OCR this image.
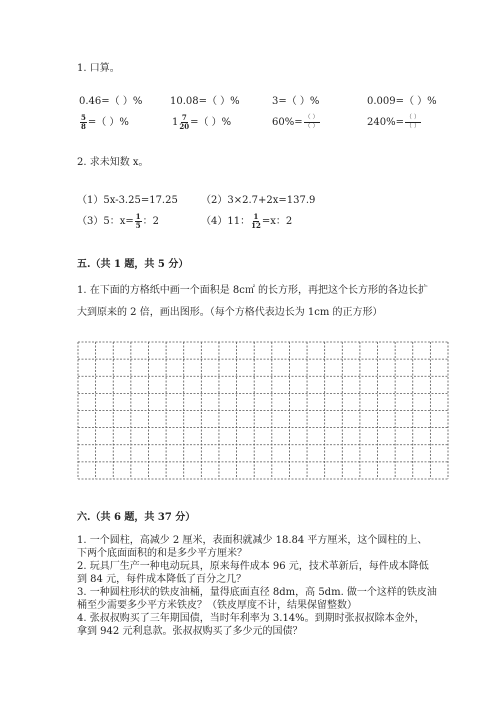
1. 口算。
0.46=（ ）%	10.08=（ ）%	3=（ ）%	0.009=（ ）%
$\frac{5}{8}$ =（ ）%	$1 \frac{7}{20}$ =（ ）%	$60\%= \frac{( )}{( )}$	$240\%= \frac{( )}{( )}$
2. 求未知数 x。
（1）5x-3.25=17.25 （2）3×2.7+2x=137.9
（3）5：$x= \frac{1}{5}$ ：2	（4）11： $\frac{1}{12} =x$：2
五.（共 1 题，共 5 分）
1. 在下面的方格纸中画一个面积是 8c㎡ 的长方形，再把这个长方形的各边长扩
大到原来的 2 倍，画出图形。（每个方格代表边长为 1cm 的正方形）
六.（共 6 题，共 37 分）
1. 一个圆柱，高减少 2 厘米，表面积就减少 18.84 平方厘米，这个圆柱的上、
下两个底面面积的和是多少平方厘米？
2. 玩具厂生产一种电动玩具，原来每件成本 96 元，技术革新后，每件成本降低
到 84 元，每件成本降低了百分之几？
3. 一种圆柱形状的铁皮油桶，量得底面直径 8dm，高 5dm. 做一个这样的铁皮油
桶至少需要多少平方米铁皮？（铁皮厚度不计，结果保留整数）
4. 张叔叔购买了三年期国债，当时年利率为 3.14%。到期时张叔叔除本金外，
拿到 942 元利息款。张叔叔购买了多少元的国债？
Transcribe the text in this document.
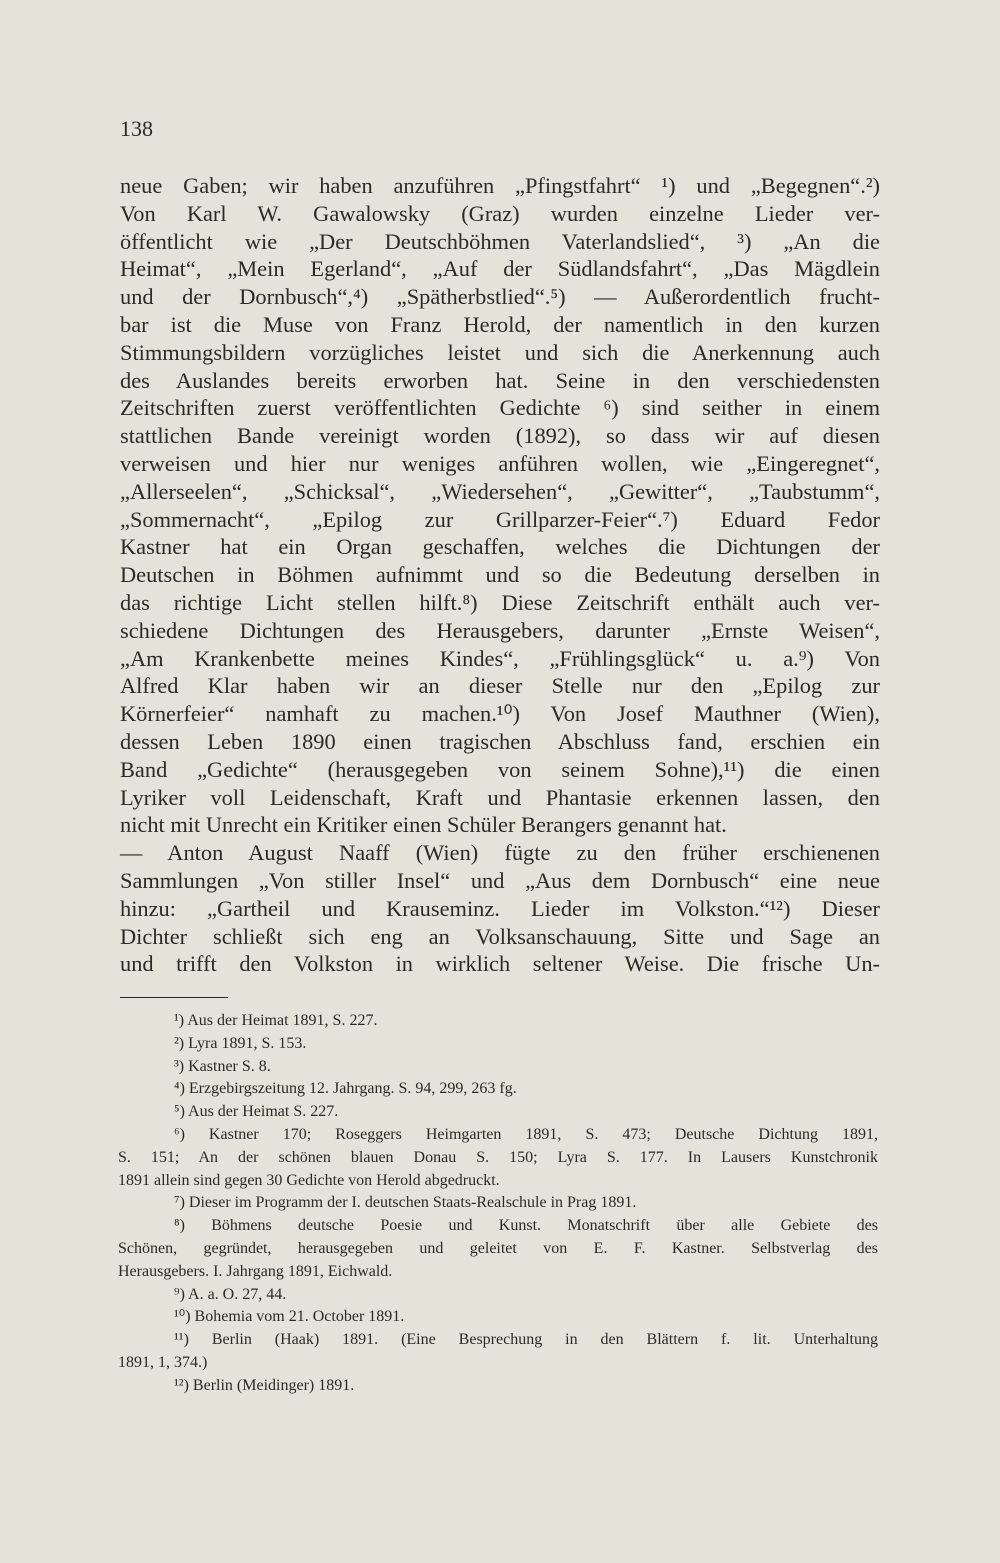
138
neue Gaben; wir haben anzuführen „Pfingstfahrt“ ¹) und „Begegnen“.²)
Von Karl W. Gawalowsky (Graz) wurden einzelne Lieder ver-
öffentlicht wie „Der Deutschböhmen Vaterlandslied“, ³) „An die
Heimat“, „Mein Egerland“, „Auf der Südlandsfahrt“, „Das Mägdlein
und der Dornbusch“,⁴) „Spätherbstlied“.⁵) — Außerordentlich frucht-
bar ist die Muse von Franz Herold, der namentlich in den kurzen
Stimmungsbildern vorzügliches leistet und sich die Anerkennung auch
des Auslandes bereits erworben hat. Seine in den verschiedensten
Zeitschriften zuerst veröffentlichten Gedichte ⁶) sind seither in einem
stattlichen Bande vereinigt worden (1892), so dass wir auf diesen
verweisen und hier nur weniges anführen wollen, wie „Eingeregnet“,
„Allerseelen“, „Schicksal“, „Wiedersehen“, „Gewitter“, „Taubstumm“,
„Sommernacht“, „Epilog zur Grillparzer-Feier“.⁷) Eduard Fedor
Kastner hat ein Organ geschaffen, welches die Dichtungen der
Deutschen in Böhmen aufnimmt und so die Bedeutung derselben in
das richtige Licht stellen hilft.⁸) Diese Zeitschrift enthält auch ver-
schiedene Dichtungen des Herausgebers, darunter „Ernste Weisen“,
„Am Krankenbette meines Kindes“, „Frühlingsglück“ u. a.⁹) Von
Alfred Klar haben wir an dieser Stelle nur den „Epilog zur
Körnerfeier“ namhaft zu machen.¹⁰) Von Josef Mauthner (Wien),
dessen Leben 1890 einen tragischen Abschluss fand, erschien ein
Band „Gedichte“ (herausgegeben von seinem Sohne),¹¹) die einen
Lyriker voll Leidenschaft, Kraft und Phantasie erkennen lassen, den
nicht mit Unrecht ein Kritiker einen Schüler Berangers genannt hat.
— Anton August Naaff (Wien) fügte zu den früher erschienenen
Sammlungen „Von stiller Insel“ und „Aus dem Dornbusch“ eine neue
hinzu: „Gartheil und Krauseminz. Lieder im Volkston.“¹²) Dieser
Dichter schließt sich eng an Volksanschauung, Sitte und Sage an
und trifft den Volkston in wirklich seltener Weise. Die frische Un-
¹) Aus der Heimat 1891, S. 227.
²) Lyra 1891, S. 153.
³) Kastner S. 8.
⁴) Erzgebirgszeitung 12. Jahrgang. S. 94, 299, 263 fg.
⁵) Aus der Heimat S. 227.
⁶) Kastner 170; Roseggers Heimgarten 1891, S. 473; Deutsche Dichtung 1891,
S. 151; An der schönen blauen Donau S. 150; Lyra S. 177. In Lausers Kunstchronik
1891 allein sind gegen 30 Gedichte von Herold abgedruckt.
⁷) Dieser im Programm der I. deutschen Staats-Realschule in Prag 1891.
⁸) Böhmens deutsche Poesie und Kunst. Monatschrift über alle Gebiete des
Schönen, gegründet, herausgegeben und geleitet von E. F. Kastner. Selbstverlag des
Herausgebers. I. Jahrgang 1891, Eichwald.
⁹) A. a. O. 27, 44.
¹⁰) Bohemia vom 21. October 1891.
¹¹) Berlin (Haak) 1891. (Eine Besprechung in den Blättern f. lit. Unterhaltung
1891, 1, 374.)
¹²) Berlin (Meidinger) 1891.
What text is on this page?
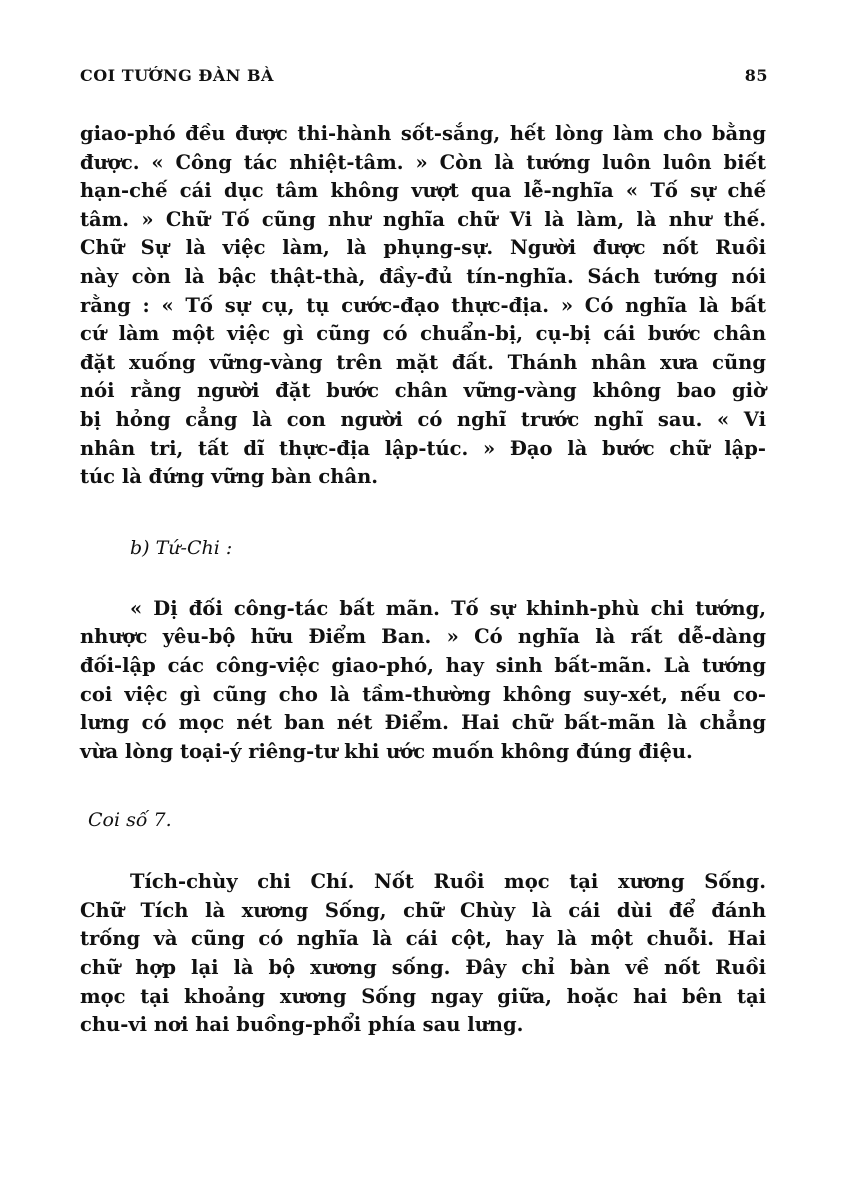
COI TƯỚNG ĐÀN BÀ	85

giao-phó đều được thi-hành sốt-sắng, hết lòng làm cho bằng
được. « Công tác nhiệt-tâm. » Còn là tướng luôn luôn biết
hạn-chế cái dục tâm không vượt qua lễ-nghĩa « Tố sự chế
tâm. » Chữ Tố cũng như nghĩa chữ Vi là làm, là như thế.
Chữ Sự là việc làm, là phụng-sự. Người được nốt Ruồi
này còn là bậc thật-thà, đầy-đủ tín-nghĩa. Sách tướng nói
rằng : « Tố sự cụ, tụ cước-đạo thực-địa. » Có nghĩa là bất
cứ làm một việc gì cũng có chuẩn-bị, cụ-bị cái bước chân
đặt xuống vững-vàng trên mặt đất. Thánh nhân xưa cũng
nói rằng người đặt bước chân vững-vàng không bao giờ
bị hỏng cẳng là con người có nghĩ trước nghĩ sau. « Vi
nhân tri, tất dĩ thực-địa lập-túc. » Đạo là bước chữ lập-
túc là đứng vững bàn chân.

b) Tứ-Chi :

« Dị đối công-tác bất mãn. Tố sự khinh-phù chi tướng,
nhược yêu-bộ hữu Điểm Ban. » Có nghĩa là rất dễ-dàng
đối-lập các công-việc giao-phó, hay sinh bất-mãn. Là tướng
coi việc gì cũng cho là tầm-thường không suy-xét, nếu co-
lưng có mọc nét ban nét Điểm. Hai chữ bất-mãn là chẳng
vừa lòng toại-ý riêng-tư khi ước muốn không đúng điệu.

Coi số 7.

Tích-chùy chi Chí. Nốt Ruồi mọc tại xương Sống.
Chữ Tích là xương Sống, chữ Chùy là cái dùi để đánh
trống và cũng có nghĩa là cái cột, hay là một chuỗi. Hai
chữ hợp lại là bộ xương sống. Đây chỉ bàn về nốt Ruồi
mọc tại khoảng xương Sống ngay giữa, hoặc hai bên tại
chu-vi nơi hai buồng-phổi phía sau lưng.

◆ ◆ ◆ ◆ ◆ ◆ ◆

> [GIVEN TASK]:
Each record should be quoted exactly, with the images omitted.

> [TASK RESPONSE]:
OCR this image.
1. 口算。
0.46=（ ）%	10.08=（ ）%	3=（ ）%	0.009=（ ）%
$\frac{5}{8}$ =（ ）%	$1 \frac{7}{20}$ =（ ）%	$60\%= \frac{( )}{( )}$	$240\%= \frac{( )}{( )}$
2. 求未知数 x。
（1）5x-3.25=17.25 （2）3×2.7+2x=137.9
（3）5：$x= \frac{1}{5}$ ：2	（4）11： $\frac{1}{12} =x$：2
五.（共 1 题，共 5 分）
1. 在下面的方格纸中画一个面积是 8c㎡ 的长方形，再把这个长方形的各边长扩
大到原来的 2 倍，画出图形。（每个方格代表边长为 1cm 的正方形）
六.（共 6 题，共 37 分）
1. 一个圆柱，高减少 2 厘米，表面积就减少 18.84 平方厘米，这个圆柱的上、
下两个底面面积的和是多少平方厘米？
2. 玩具厂生产一种电动玩具，原来每件成本 96 元，技术革新后，每件成本降低
到 84 元，每件成本降低了百分之几？
3. 一种圆柱形状的铁皮油桶，量得底面直径 8dm，高 5dm. 做一个这样的铁皮油
桶至少需要多少平方米铁皮？（铁皮厚度不计，结果保留整数）
4. 张叔叔购买了三年期国债，当时年利率为 3.14%。到期时张叔叔除本金外，
拿到 942 元利息款。张叔叔购买了多少元的国债？
Transcribe the text in this document.
138
neue Gaben; wir haben anzuführen „Pfingstfahrt“ ¹) und „Begegnen“.²)
Von Karl W. Gawalowsky (Graz) wurden einzelne Lieder ver-
öffentlicht wie „Der Deutschböhmen Vaterlandslied“, ³) „An die
Heimat“, „Mein Egerland“, „Auf der Südlandsfahrt“, „Das Mägdlein
und der Dornbusch“,⁴) „Spätherbstlied“.⁵) — Außerordentlich frucht-
bar ist die Muse von Franz Herold, der namentlich in den kurzen
Stimmungsbildern vorzügliches leistet und sich die Anerkennung auch
des Auslandes bereits erworben hat. Seine in den verschiedensten
Zeitschriften zuerst veröffentlichten Gedichte ⁶) sind seither in einem
stattlichen Bande vereinigt worden (1892), so dass wir auf diesen
verweisen und hier nur weniges anführen wollen, wie „Eingeregnet“,
„Allerseelen“, „Schicksal“, „Wiedersehen“, „Gewitter“, „Taubstumm“,
„Sommernacht“, „Epilog zur Grillparzer-Feier“.⁷) Eduard Fedor
Kastner hat ein Organ geschaffen, welches die Dichtungen der
Deutschen in Böhmen aufnimmt und so die Bedeutung derselben in
das richtige Licht stellen hilft.⁸) Diese Zeitschrift enthält auch ver-
schiedene Dichtungen des Herausgebers, darunter „Ernste Weisen“,
„Am Krankenbette meines Kindes“, „Frühlingsglück“ u. a.⁹) Von
Alfred Klar haben wir an dieser Stelle nur den „Epilog zur
Körnerfeier“ namhaft zu machen.¹⁰) Von Josef Mauthner (Wien),
dessen Leben 1890 einen tragischen Abschluss fand, erschien ein
Band „Gedichte“ (herausgegeben von seinem Sohne),¹¹) die einen
Lyriker voll Leidenschaft, Kraft und Phantasie erkennen lassen, den
nicht mit Unrecht ein Kritiker einen Schüler Berangers genannt hat.
— Anton August Naaff (Wien) fügte zu den früher erschienenen
Sammlungen „Von stiller Insel“ und „Aus dem Dornbusch“ eine neue
hinzu: „Gartheil und Krauseminz. Lieder im Volkston.“¹²) Dieser
Dichter schließt sich eng an Volksanschauung, Sitte und Sage an
und trifft den Volkston in wirklich seltener Weise. Die frische Un-
¹) Aus der Heimat 1891, S. 227.
²) Lyra 1891, S. 153.
³) Kastner S. 8.
⁴) Erzgebirgszeitung 12. Jahrgang. S. 94, 299, 263 fg.
⁵) Aus der Heimat S. 227.
⁶) Kastner 170; Roseggers Heimgarten 1891, S. 473; Deutsche Dichtung 1891,
S. 151; An der schönen blauen Donau S. 150; Lyra S. 177. In Lausers Kunstchronik
1891 allein sind gegen 30 Gedichte von Herold abgedruckt.
⁷) Dieser im Programm der I. deutschen Staats-Realschule in Prag 1891.
⁸) Böhmens deutsche Poesie und Kunst. Monatschrift über alle Gebiete des
Schönen, gegründet, herausgegeben und geleitet von E. F. Kastner. Selbstverlag des
Herausgebers. I. Jahrgang 1891, Eichwald.
⁹) A. a. O. 27, 44.
¹⁰) Bohemia vom 21. October 1891.
¹¹) Berlin (Haak) 1891. (Eine Besprechung in den Blättern f. lit. Unterhaltung
1891, 1, 374.)
¹²) Berlin (Meidinger) 1891.
What text is on this page?
COI TƯỚNG ĐÀN BÀ	85

giao-phó đều được thi-hành sốt-sắng, hết lòng làm cho bằng
được. « Công tác nhiệt-tâm. » Còn là tướng luôn luôn biết
hạn-chế cái dục tâm không vượt qua lễ-nghĩa « Tố sự chế
tâm. » Chữ Tố cũng như nghĩa chữ Vi là làm, là như thế.
Chữ Sự là việc làm, là phụng-sự. Người được nốt Ruồi
này còn là bậc thật-thà, đầy-đủ tín-nghĩa. Sách tướng nói
rằng : « Tố sự cụ, tụ cước-đạo thực-địa. » Có nghĩa là bất
cứ làm một việc gì cũng có chuẩn-bị, cụ-bị cái bước chân
đặt xuống vững-vàng trên mặt đất. Thánh nhân xưa cũng
nói rằng người đặt bước chân vững-vàng không bao giờ
bị hỏng cẳng là con người có nghĩ trước nghĩ sau. « Vi
nhân tri, tất dĩ thực-địa lập-túc. » Đạo là bước chữ lập-
túc là đứng vững bàn chân.

b) Tứ-Chi :

« Dị đối công-tác bất mãn. Tố sự khinh-phù chi tướng,
nhược yêu-bộ hữu Điểm Ban. » Có nghĩa là rất dễ-dàng
đối-lập các công-việc giao-phó, hay sinh bất-mãn. Là tướng
coi việc gì cũng cho là tầm-thường không suy-xét, nếu co-
lưng có mọc nét ban nét Điểm. Hai chữ bất-mãn là chẳng
vừa lòng toại-ý riêng-tư khi ước muốn không đúng điệu.

Coi số 7.

Tích-chùy chi Chí. Nốt Ruồi mọc tại xương Sống.
Chữ Tích là xương Sống, chữ Chùy là cái dùi để đánh
trống và cũng có nghĩa là cái cột, hay là một chuỗi. Hai
chữ hợp lại là bộ xương sống. Đây chỉ bàn về nốt Ruồi
mọc tại khoảng xương Sống ngay giữa, hoặc hai bên tại
chu-vi nơi hai buồng-phổi phía sau lưng.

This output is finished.